**INSTRUCTIONS TO FOLLOW:**
Using the records below, report how many lines hold "times", with no extra text.

**DATA FOR THE TASK:**

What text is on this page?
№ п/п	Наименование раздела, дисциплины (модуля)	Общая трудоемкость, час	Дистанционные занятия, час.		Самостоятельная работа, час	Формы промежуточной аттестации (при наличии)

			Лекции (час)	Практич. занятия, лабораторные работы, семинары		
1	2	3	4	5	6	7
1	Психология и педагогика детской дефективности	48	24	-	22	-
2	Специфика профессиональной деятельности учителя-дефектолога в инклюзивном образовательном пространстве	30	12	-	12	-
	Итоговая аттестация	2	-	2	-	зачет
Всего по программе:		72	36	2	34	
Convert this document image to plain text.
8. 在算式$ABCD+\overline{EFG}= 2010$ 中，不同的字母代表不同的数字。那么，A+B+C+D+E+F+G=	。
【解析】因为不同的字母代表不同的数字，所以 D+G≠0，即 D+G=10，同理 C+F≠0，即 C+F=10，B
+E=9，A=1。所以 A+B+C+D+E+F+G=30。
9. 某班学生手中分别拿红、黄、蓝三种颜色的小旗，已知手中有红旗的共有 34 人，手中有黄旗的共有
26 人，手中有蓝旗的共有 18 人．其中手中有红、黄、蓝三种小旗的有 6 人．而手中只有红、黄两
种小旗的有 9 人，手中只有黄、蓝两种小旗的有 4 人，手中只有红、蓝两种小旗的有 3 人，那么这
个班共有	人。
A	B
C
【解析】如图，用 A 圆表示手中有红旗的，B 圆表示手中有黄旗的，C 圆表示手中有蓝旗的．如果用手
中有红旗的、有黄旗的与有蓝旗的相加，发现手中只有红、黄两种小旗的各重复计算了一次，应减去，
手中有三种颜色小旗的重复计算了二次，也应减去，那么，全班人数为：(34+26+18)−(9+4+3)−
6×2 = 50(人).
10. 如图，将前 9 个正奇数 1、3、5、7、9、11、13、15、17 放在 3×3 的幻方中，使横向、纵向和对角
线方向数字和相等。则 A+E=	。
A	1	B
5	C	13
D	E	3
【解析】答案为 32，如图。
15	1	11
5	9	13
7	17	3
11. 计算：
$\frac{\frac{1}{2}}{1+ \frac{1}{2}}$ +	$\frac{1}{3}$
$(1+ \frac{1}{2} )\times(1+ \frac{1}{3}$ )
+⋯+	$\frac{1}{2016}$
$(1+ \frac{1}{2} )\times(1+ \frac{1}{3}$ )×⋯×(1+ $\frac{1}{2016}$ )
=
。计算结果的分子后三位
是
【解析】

**ANSWER TO THIS TASK:**
2